#### [Tugas]
Salinlah dengan tepat bagian teks tentang pengertian sehat menurut WHO, mulai dari "- Memandang sehat" dan berakhir pada "terhadap lingkungan sosialnya.".

----- Kutipan Halaman -----

Pengertian sehat yang dikemukan oleh WHO ini merupakan suatu
keadaan ideal, dari sisi biologis, psikologis, dan sosial sehingga
seseorang dapat melakukan aktifitas secara optimal. Definisi sehat yang
dikemukakan oleh WHO mengandung 3 karakteristik yaitu :
- Merefleksikan perhatian pada individu sebagai manusia.
- Memandang sehat dalam konteks lingkungan internal dan ektersnal.
- Sehat diartikan sebagai hidup yang kreatif dan produktif.
- Sehat bukan merupakan suatu kondisi tetapi merupakan penyesuaian, dan bukan merupakan suatu keadaan tetapi merupakan proses dan yang dimaksud dengan proses disini adalah adaptasi individu yang tidak hanya terhadap fisik mereka tetapi terhadap lingkungan sosialnya.

----- Materi yang Diberikan -----

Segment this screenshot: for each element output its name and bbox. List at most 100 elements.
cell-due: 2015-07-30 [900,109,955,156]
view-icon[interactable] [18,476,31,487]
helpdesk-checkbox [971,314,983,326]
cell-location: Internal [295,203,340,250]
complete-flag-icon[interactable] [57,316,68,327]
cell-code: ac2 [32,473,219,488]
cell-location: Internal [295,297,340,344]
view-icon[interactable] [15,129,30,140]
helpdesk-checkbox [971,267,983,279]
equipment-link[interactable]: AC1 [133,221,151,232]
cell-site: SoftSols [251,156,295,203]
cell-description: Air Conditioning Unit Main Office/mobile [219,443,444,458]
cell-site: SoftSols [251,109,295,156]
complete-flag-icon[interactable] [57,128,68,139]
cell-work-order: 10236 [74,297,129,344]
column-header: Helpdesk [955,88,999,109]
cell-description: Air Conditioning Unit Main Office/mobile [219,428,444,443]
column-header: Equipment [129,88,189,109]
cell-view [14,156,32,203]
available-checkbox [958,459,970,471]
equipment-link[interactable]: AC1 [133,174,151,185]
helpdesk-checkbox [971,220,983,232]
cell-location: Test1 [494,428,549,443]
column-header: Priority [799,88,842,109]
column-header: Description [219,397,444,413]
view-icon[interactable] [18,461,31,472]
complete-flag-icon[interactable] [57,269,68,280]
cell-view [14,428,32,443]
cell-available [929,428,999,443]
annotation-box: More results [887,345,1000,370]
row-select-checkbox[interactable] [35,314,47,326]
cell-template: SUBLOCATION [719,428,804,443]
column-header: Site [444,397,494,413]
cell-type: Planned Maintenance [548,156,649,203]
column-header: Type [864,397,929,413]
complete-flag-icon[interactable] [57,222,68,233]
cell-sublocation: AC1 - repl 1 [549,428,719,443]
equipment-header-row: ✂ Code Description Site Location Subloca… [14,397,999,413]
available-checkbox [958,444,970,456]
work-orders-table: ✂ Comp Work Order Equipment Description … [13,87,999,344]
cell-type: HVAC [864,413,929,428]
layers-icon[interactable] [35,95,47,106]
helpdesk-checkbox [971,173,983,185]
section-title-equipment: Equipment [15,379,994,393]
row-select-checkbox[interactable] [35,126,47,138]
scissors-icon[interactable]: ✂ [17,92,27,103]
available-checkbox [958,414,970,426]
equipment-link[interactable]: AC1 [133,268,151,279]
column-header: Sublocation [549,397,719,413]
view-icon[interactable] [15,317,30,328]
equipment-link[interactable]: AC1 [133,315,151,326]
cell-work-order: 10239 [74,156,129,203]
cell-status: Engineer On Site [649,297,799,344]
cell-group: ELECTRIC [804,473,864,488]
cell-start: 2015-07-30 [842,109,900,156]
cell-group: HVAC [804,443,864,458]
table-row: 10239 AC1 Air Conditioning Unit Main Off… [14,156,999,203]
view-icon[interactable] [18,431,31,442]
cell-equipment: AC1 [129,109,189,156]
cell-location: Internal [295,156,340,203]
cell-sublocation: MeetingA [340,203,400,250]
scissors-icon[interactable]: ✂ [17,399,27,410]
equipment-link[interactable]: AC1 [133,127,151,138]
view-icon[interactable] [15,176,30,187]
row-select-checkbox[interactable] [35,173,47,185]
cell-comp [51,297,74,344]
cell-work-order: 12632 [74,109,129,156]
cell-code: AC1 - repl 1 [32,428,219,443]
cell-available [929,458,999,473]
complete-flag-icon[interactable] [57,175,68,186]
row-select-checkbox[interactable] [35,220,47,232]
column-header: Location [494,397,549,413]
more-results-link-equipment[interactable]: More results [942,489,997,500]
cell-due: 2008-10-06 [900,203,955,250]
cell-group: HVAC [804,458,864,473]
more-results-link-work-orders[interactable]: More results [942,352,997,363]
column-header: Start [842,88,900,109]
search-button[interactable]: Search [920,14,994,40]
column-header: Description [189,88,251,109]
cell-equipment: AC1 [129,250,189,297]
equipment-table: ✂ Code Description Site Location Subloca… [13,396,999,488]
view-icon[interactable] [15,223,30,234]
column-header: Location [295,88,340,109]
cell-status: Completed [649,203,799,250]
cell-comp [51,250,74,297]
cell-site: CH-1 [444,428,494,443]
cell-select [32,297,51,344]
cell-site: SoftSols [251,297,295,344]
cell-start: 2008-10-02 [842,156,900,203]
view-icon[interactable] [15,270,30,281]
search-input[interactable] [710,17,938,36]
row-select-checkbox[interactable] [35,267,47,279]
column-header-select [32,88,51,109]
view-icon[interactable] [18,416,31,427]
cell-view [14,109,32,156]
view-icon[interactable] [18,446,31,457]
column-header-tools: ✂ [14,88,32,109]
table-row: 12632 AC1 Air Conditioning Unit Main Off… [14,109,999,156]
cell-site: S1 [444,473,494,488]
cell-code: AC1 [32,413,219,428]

-----

#### [Jawaban]
- Memandang sehat dalam konteks lingkungan internal dan ektersnal.
- Sehat diartikan sebagai hidup yang kreatif dan produktif.
- Sehat bukan merupakan suatu kondisi tetapi merupakan penyesuaian, dan bukan merupakan suatu keadaan tetapi merupakan proses dan yang dimaksud dengan proses disini adalah adaptasi individu yang tidak hanya terhadap fisik mereka tetapi terhadap lingkungan sosialnya.